**WORK INSTRUCTIONS:**
Filter the entries below, keeping only lines with the word "Energy".
- Opening Delimiter -
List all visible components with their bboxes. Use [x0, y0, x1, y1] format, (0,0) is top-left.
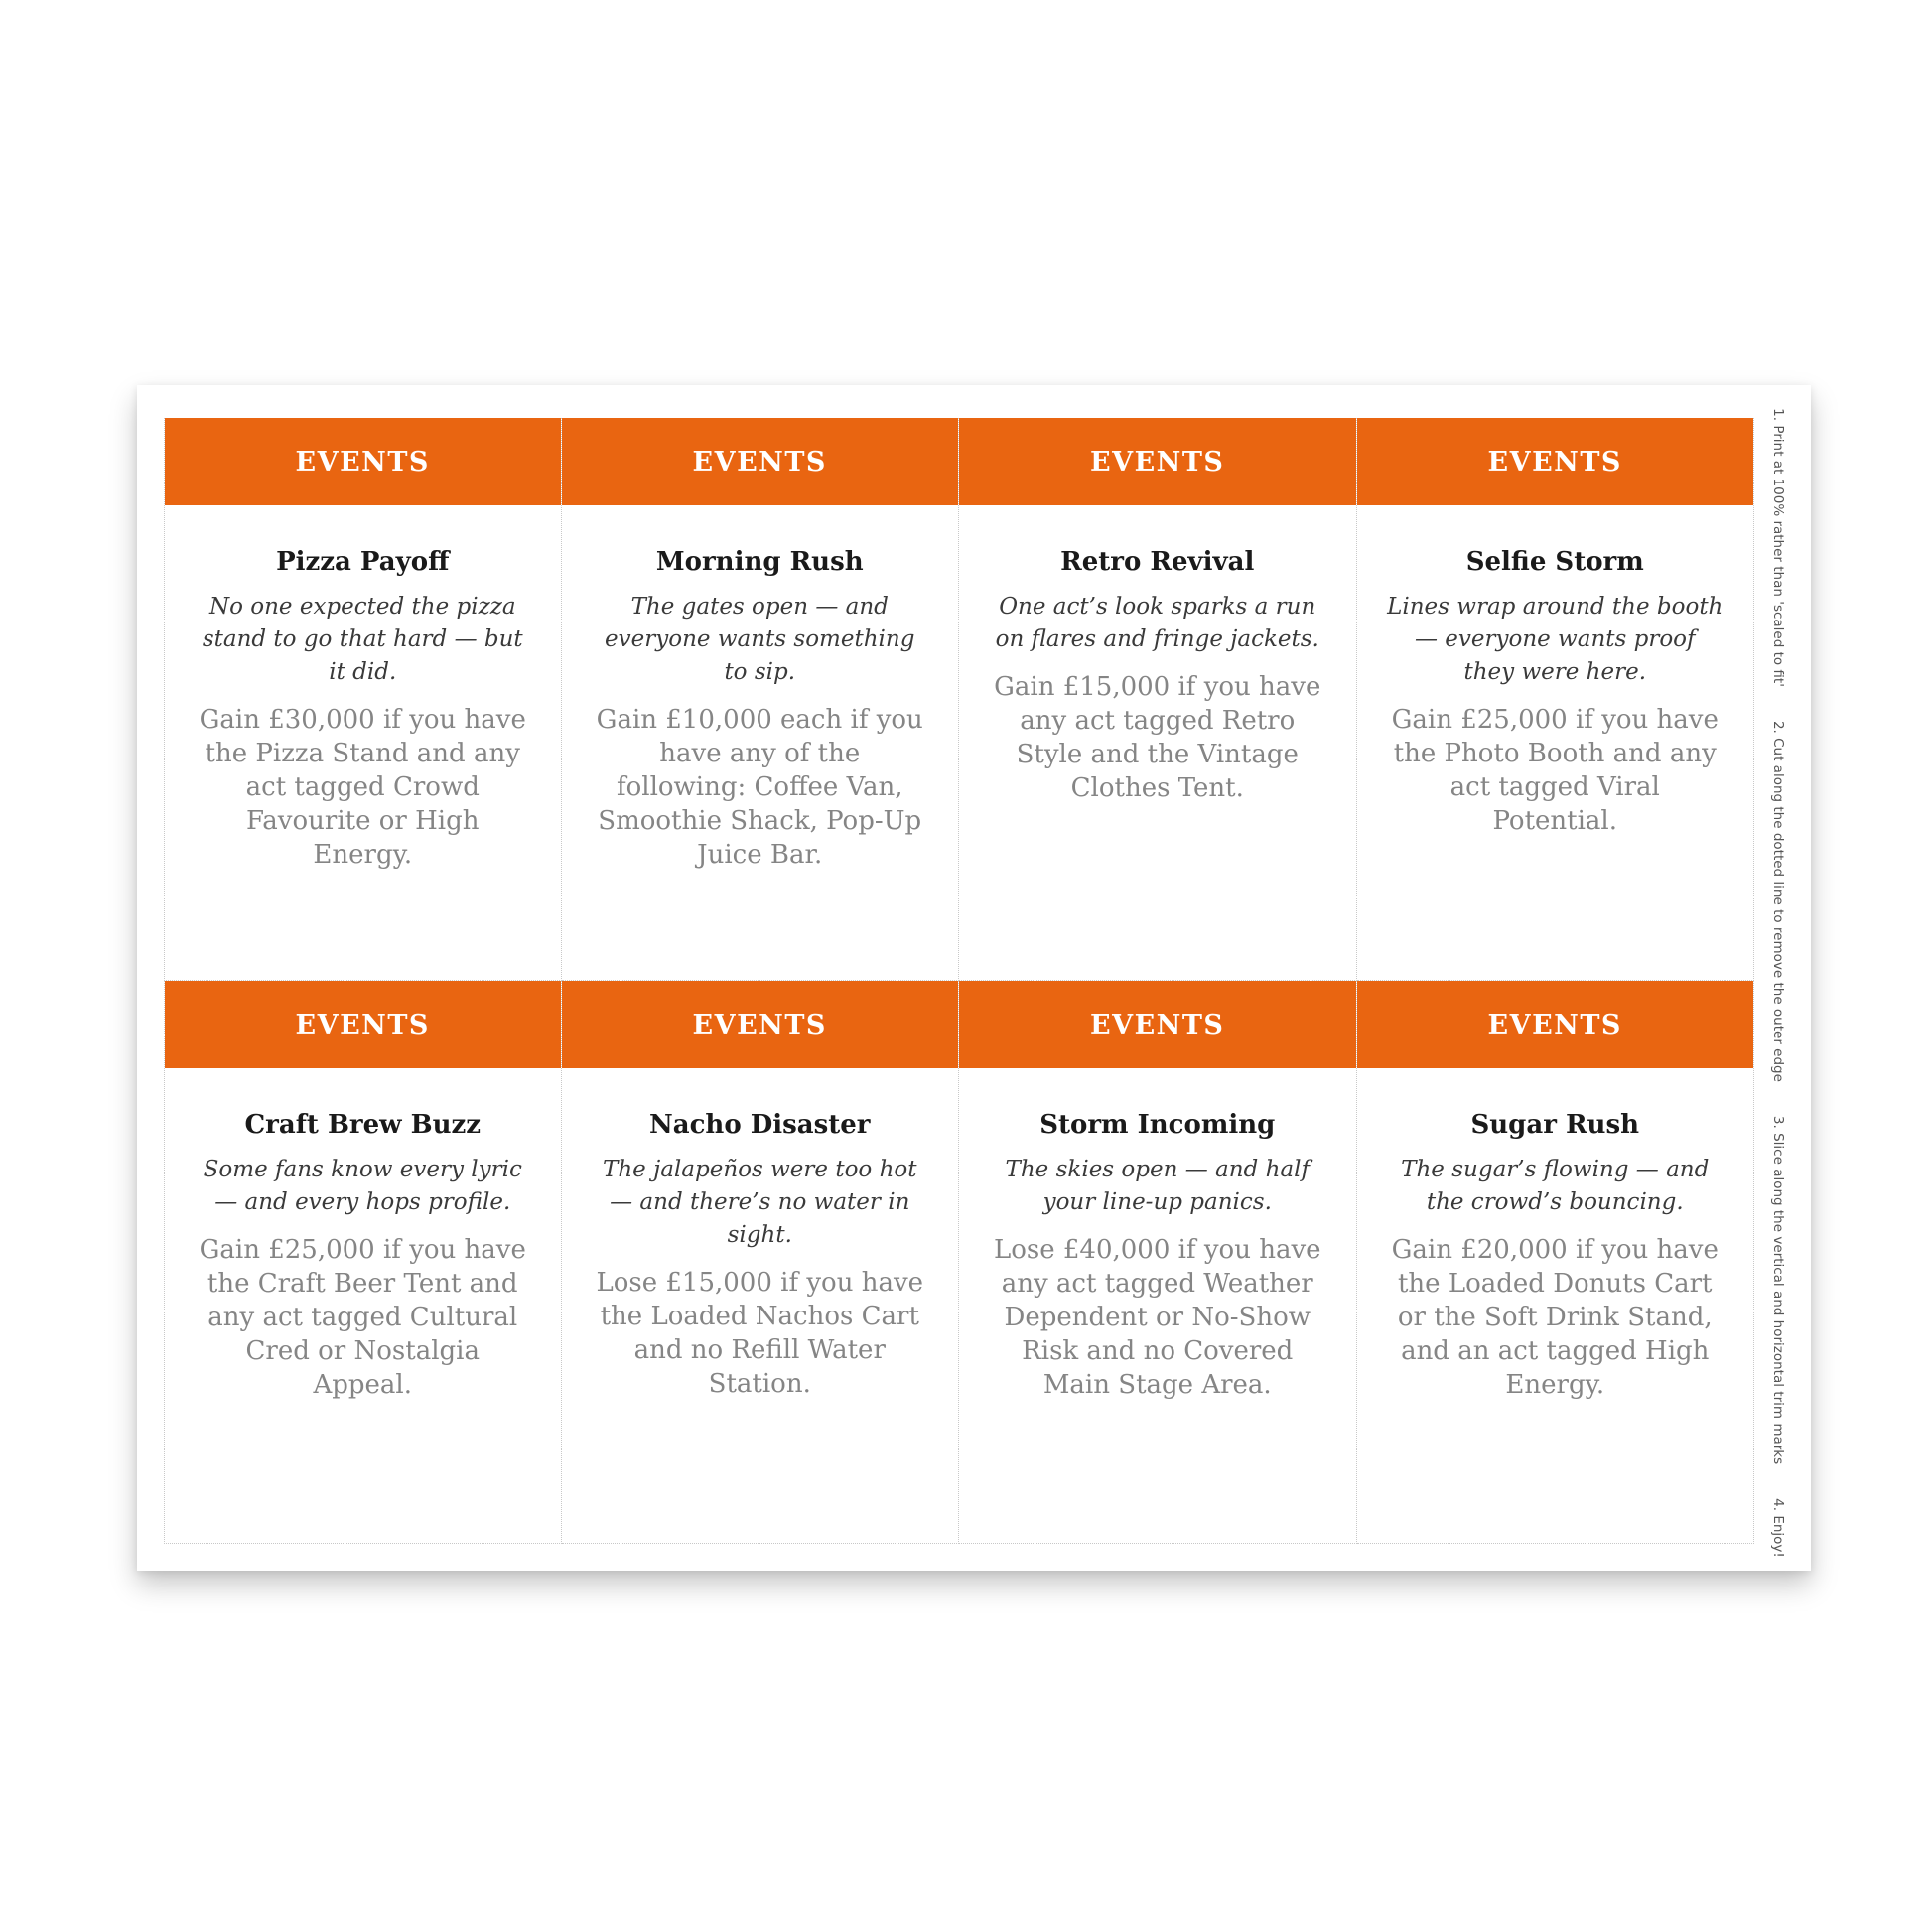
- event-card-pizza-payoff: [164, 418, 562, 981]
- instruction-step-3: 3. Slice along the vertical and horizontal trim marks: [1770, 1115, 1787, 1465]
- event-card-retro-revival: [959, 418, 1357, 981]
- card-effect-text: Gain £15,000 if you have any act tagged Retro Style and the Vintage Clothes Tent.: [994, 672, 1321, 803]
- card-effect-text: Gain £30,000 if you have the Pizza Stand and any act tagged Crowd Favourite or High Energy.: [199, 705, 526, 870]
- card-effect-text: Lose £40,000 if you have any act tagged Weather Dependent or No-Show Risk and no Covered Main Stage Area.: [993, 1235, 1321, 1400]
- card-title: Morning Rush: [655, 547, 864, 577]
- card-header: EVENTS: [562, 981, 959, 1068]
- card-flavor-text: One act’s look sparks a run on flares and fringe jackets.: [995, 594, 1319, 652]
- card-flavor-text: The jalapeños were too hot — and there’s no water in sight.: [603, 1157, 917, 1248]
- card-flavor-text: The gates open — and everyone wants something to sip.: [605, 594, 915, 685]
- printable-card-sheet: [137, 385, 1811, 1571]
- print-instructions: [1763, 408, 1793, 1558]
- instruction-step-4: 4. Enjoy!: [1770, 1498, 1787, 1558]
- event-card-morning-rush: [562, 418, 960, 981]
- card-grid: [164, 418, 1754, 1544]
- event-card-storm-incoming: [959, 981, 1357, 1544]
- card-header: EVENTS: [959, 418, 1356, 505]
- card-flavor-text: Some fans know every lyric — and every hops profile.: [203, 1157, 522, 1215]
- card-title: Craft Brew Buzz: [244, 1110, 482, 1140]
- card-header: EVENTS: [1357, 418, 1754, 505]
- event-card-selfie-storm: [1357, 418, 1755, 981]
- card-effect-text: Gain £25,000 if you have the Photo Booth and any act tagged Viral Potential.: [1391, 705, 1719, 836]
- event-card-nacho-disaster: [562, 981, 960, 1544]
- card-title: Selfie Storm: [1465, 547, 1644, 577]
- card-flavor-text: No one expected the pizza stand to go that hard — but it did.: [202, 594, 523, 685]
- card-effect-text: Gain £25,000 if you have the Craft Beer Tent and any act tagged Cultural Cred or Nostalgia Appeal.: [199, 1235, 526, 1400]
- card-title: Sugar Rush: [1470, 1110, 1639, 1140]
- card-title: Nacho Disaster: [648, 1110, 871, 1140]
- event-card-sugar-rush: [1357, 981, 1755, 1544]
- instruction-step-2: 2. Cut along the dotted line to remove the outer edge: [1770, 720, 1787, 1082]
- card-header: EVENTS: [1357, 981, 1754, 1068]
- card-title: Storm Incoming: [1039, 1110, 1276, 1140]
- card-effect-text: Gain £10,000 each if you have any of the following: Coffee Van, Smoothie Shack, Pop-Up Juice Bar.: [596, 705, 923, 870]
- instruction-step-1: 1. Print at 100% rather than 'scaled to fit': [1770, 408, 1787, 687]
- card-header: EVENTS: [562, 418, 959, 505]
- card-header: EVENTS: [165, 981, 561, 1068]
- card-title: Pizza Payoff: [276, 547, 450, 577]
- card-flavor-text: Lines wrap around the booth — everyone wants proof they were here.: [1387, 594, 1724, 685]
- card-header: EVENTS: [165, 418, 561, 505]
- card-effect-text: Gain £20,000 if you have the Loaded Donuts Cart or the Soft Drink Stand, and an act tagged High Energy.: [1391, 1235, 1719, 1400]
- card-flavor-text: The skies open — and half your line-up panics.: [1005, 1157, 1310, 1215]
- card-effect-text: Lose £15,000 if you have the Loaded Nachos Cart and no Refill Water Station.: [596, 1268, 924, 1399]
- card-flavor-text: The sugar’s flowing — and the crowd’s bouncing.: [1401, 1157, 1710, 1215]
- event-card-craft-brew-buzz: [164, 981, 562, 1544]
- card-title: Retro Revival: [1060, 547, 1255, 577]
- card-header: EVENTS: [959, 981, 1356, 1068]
- Closing Delimiter -
**FINISHED EXERCISE:**
- card-effect-text: Gain £30,000 if you have the Pizza Stand and any act tagged Crowd Favourite or High Energy.: [199, 705, 526, 870]
- card-effect-text: Gain £20,000 if you have the Loaded Donuts Cart or the Soft Drink Stand, and an act tagged High Energy.: [1391, 1235, 1719, 1400]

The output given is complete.